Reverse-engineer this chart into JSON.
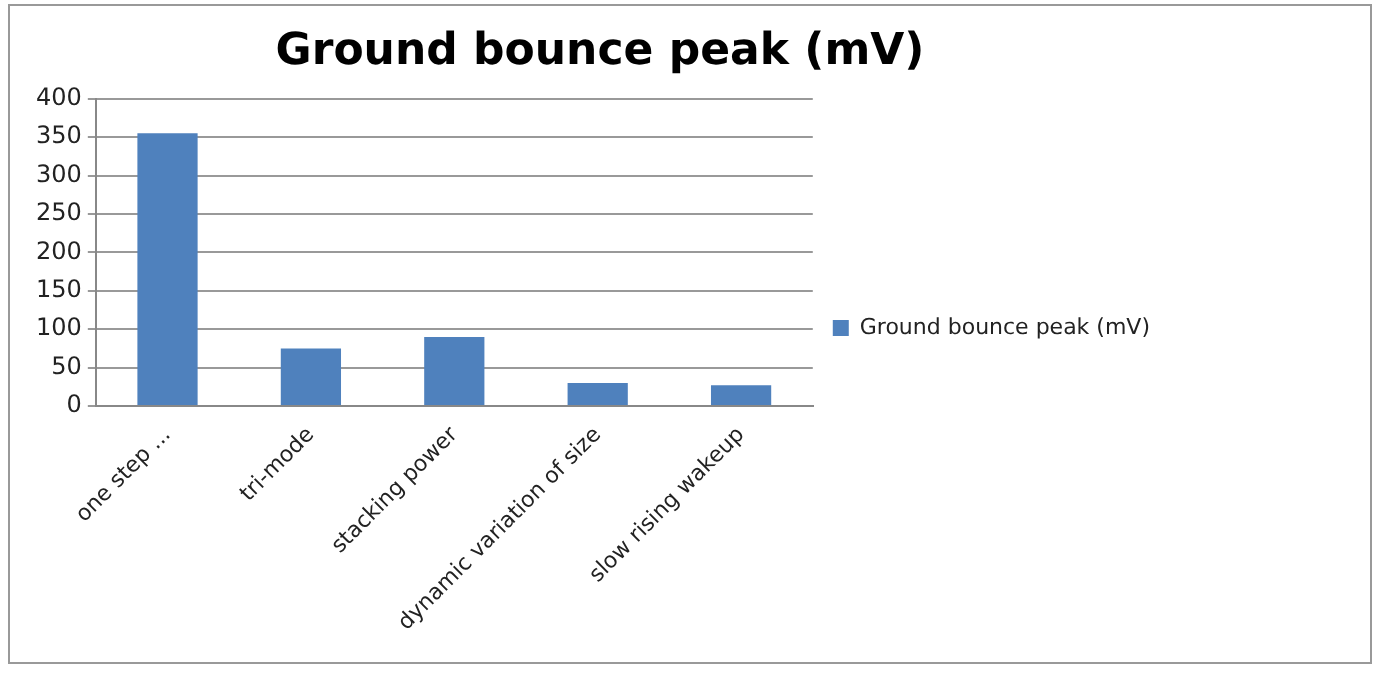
{
  "chart_data": {
    "type": "bar",
    "title": "Ground bounce peak (mV)",
    "categories": [
      "one step ...",
      "tri-mode",
      "stacking power",
      "dynamic variation of size",
      "slow rising wakeup"
    ],
    "series": [
      {
        "name": "Ground bounce peak (mV)",
        "color": "#4f81bd",
        "values": [
          355,
          75,
          90,
          30,
          27
        ]
      }
    ],
    "ylim": [
      0,
      400
    ],
    "yticks": [
      0,
      50,
      100,
      150,
      200,
      250,
      300,
      350,
      400
    ],
    "grid": "y",
    "legend": "right"
  }
}
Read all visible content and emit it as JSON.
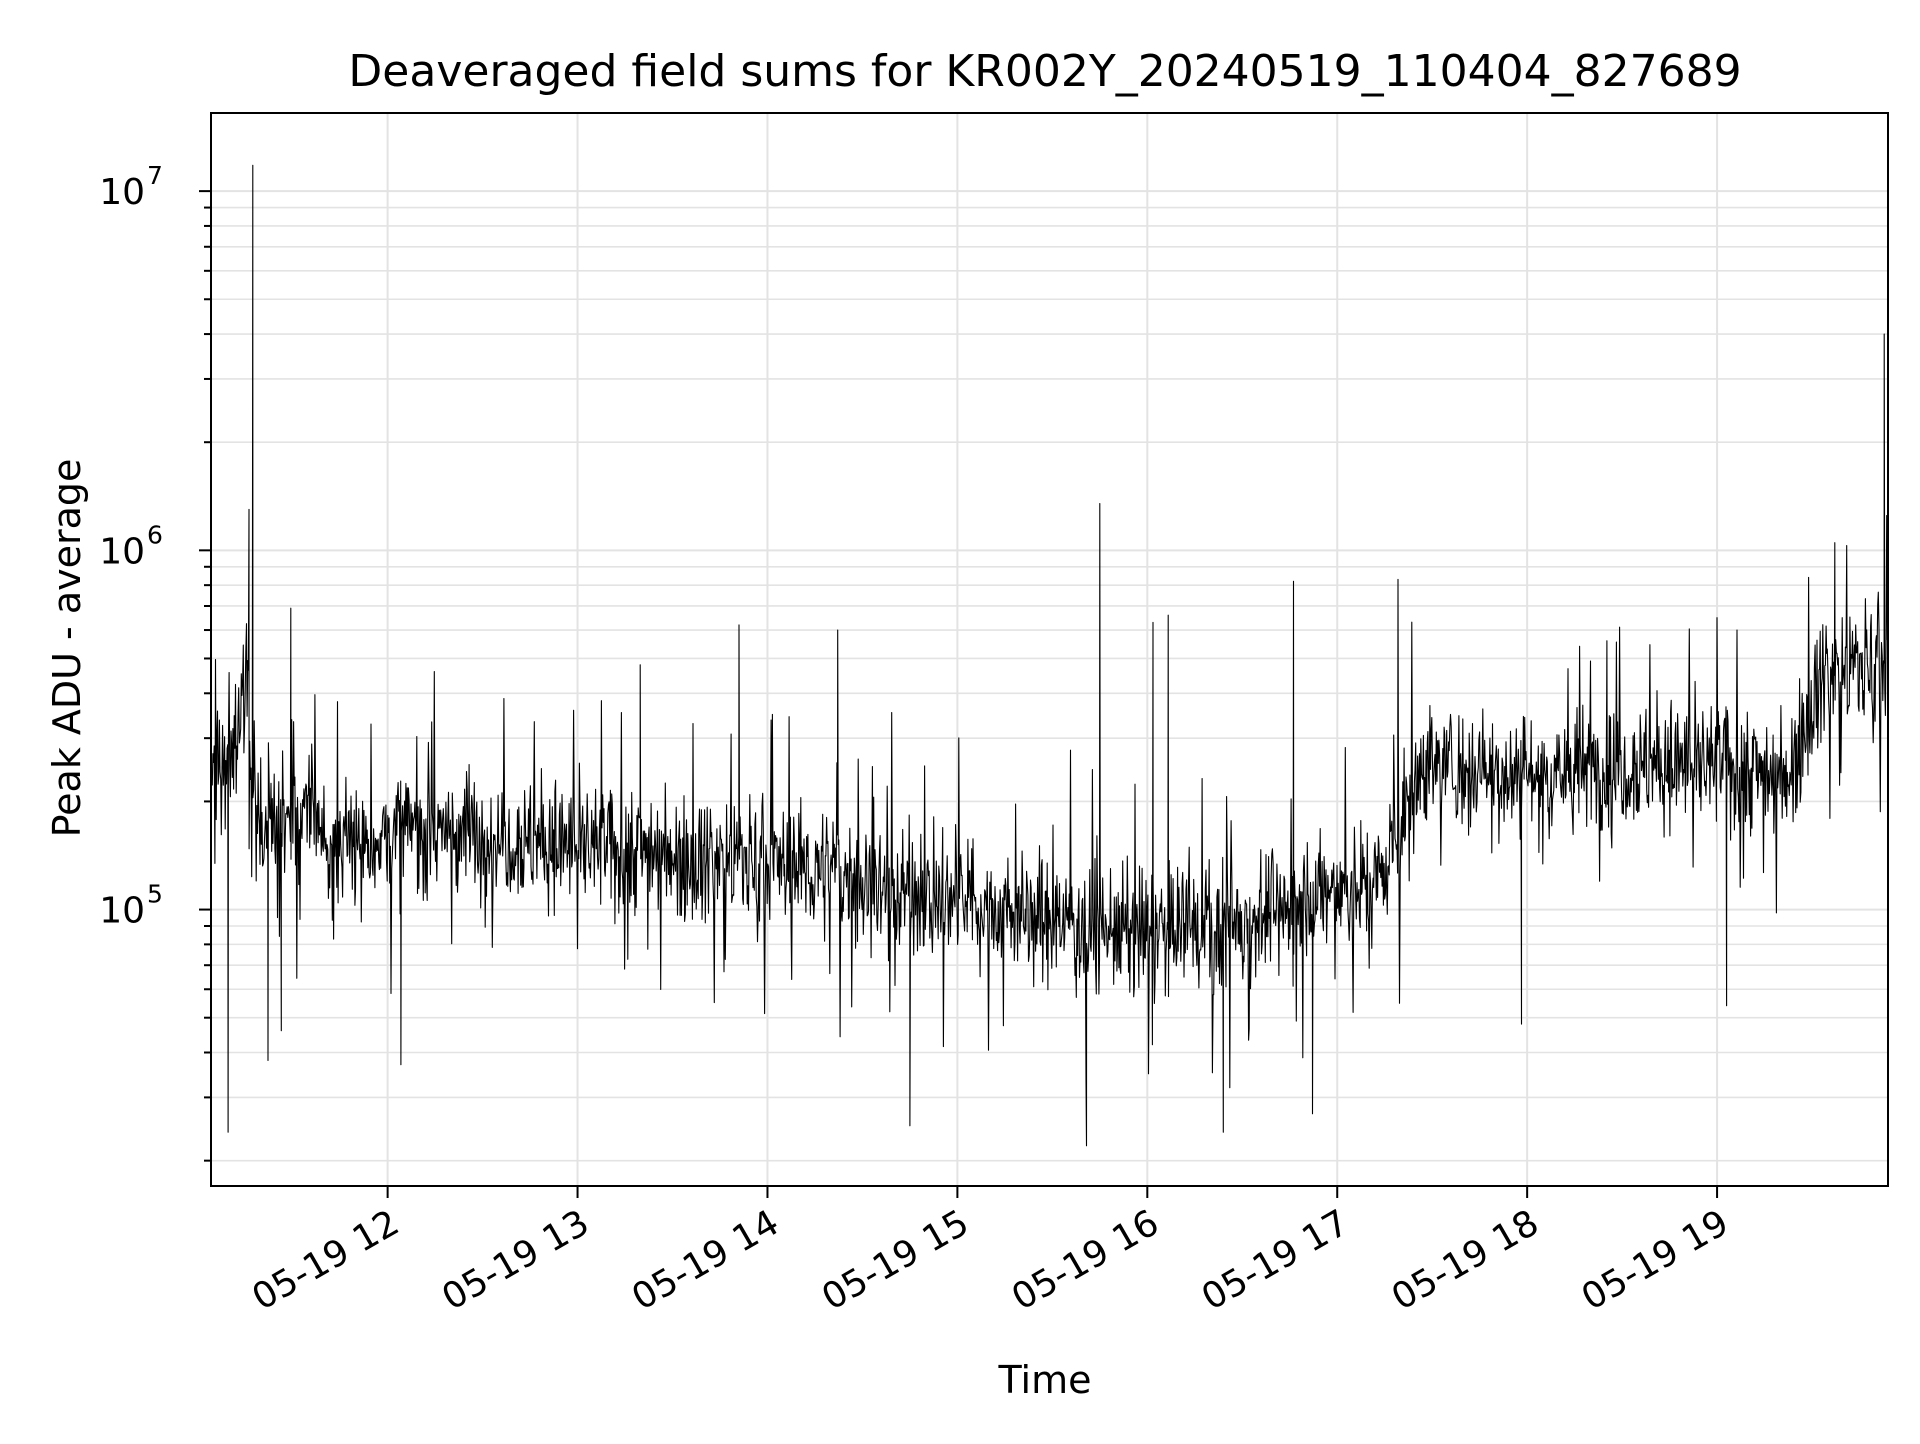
{
  "chart_data": {
    "type": "line",
    "title": "Deaveraged field sums for KR002Y_20240519_110404_827689",
    "xlabel": "Time",
    "ylabel": "Peak ADU - average",
    "x_range": [
      "2024-05-19 11:04",
      "2024-05-19 19:53"
    ],
    "xlim": [
      11.07,
      19.9
    ],
    "ylim": [
      17000,
      16500000
    ],
    "y_scale": "log",
    "grid": true,
    "legend": "none",
    "colors": {
      "line": "#000000",
      "grid": "#e3e3e3",
      "frame": "#000000"
    },
    "x_ticks": [
      {
        "value": 12,
        "label": "05-19 12"
      },
      {
        "value": 13,
        "label": "05-19 13"
      },
      {
        "value": 14,
        "label": "05-19 14"
      },
      {
        "value": 15,
        "label": "05-19 15"
      },
      {
        "value": 16,
        "label": "05-19 16"
      },
      {
        "value": 17,
        "label": "05-19 17"
      },
      {
        "value": 18,
        "label": "05-19 18"
      },
      {
        "value": 19,
        "label": "05-19 19"
      }
    ],
    "y_ticks": [
      {
        "value": 100000,
        "base": "10",
        "exp": "5"
      },
      {
        "value": 1000000,
        "base": "10",
        "exp": "6"
      },
      {
        "value": 10000000,
        "base": "10",
        "exp": "7"
      }
    ],
    "series": [
      {
        "x": [
          11.07,
          11.15,
          11.2,
          11.25,
          11.3,
          11.4,
          11.5,
          11.6,
          11.7,
          11.8,
          12.0,
          12.2,
          12.4,
          12.6,
          12.8,
          13.0,
          13.2,
          13.4,
          13.6,
          13.8,
          14.0,
          14.2,
          14.4,
          14.6,
          14.8,
          15.0,
          15.2,
          15.4,
          15.6,
          15.8,
          16.0,
          16.2,
          16.4,
          16.6,
          16.8,
          17.0,
          17.2,
          17.35,
          17.45,
          17.6,
          17.8,
          18.0,
          18.2,
          18.4,
          18.6,
          18.8,
          19.0,
          19.2,
          19.38,
          19.45,
          19.55,
          19.7,
          19.9
        ],
        "y": [
          230000,
          270000,
          300000,
          420000,
          200000,
          170000,
          160000,
          200000,
          140000,
          150000,
          160000,
          170000,
          165000,
          160000,
          155000,
          150000,
          145000,
          150000,
          140000,
          140000,
          135000,
          130000,
          125000,
          115000,
          110000,
          105000,
          100000,
          95000,
          92000,
          88000,
          85000,
          88000,
          90000,
          95000,
          105000,
          110000,
          120000,
          170000,
          260000,
          250000,
          245000,
          240000,
          240000,
          250000,
          255000,
          255000,
          250000,
          245000,
          240000,
          320000,
          450000,
          470000,
          500000
        ],
        "spikes": [
          {
            "x": 11.29,
            "y": 11800000
          },
          {
            "x": 11.27,
            "y": 1300000
          },
          {
            "x": 11.16,
            "y": 24000
          },
          {
            "x": 11.49,
            "y": 690000
          },
          {
            "x": 11.37,
            "y": 38000
          },
          {
            "x": 11.44,
            "y": 46000
          },
          {
            "x": 12.07,
            "y": 37000
          },
          {
            "x": 13.33,
            "y": 480000
          },
          {
            "x": 13.85,
            "y": 620000
          },
          {
            "x": 14.37,
            "y": 600000
          },
          {
            "x": 14.75,
            "y": 25000
          },
          {
            "x": 15.68,
            "y": 22000
          },
          {
            "x": 15.75,
            "y": 1350000
          },
          {
            "x": 16.03,
            "y": 630000
          },
          {
            "x": 16.11,
            "y": 660000
          },
          {
            "x": 16.4,
            "y": 24000
          },
          {
            "x": 16.77,
            "y": 820000
          },
          {
            "x": 16.87,
            "y": 27000
          },
          {
            "x": 17.32,
            "y": 830000
          },
          {
            "x": 17.97,
            "y": 48000
          },
          {
            "x": 18.42,
            "y": 560000
          },
          {
            "x": 19.05,
            "y": 54000
          },
          {
            "x": 19.62,
            "y": 1050000
          },
          {
            "x": 19.88,
            "y": 4000000
          }
        ]
      }
    ]
  }
}
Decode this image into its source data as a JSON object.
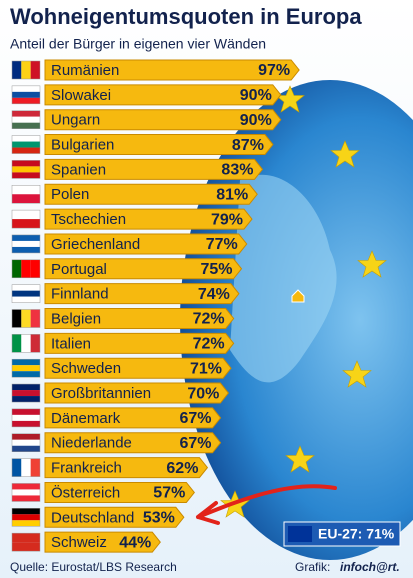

########

PROBLEM TO WORK ON> Copy out all lines above that include the string "title".

TASK OUTPUT>
    "title": "Ground bounce peak (mV)",
    "title": "Deaveraged field sums for KR002Y_20240519_110404_827689",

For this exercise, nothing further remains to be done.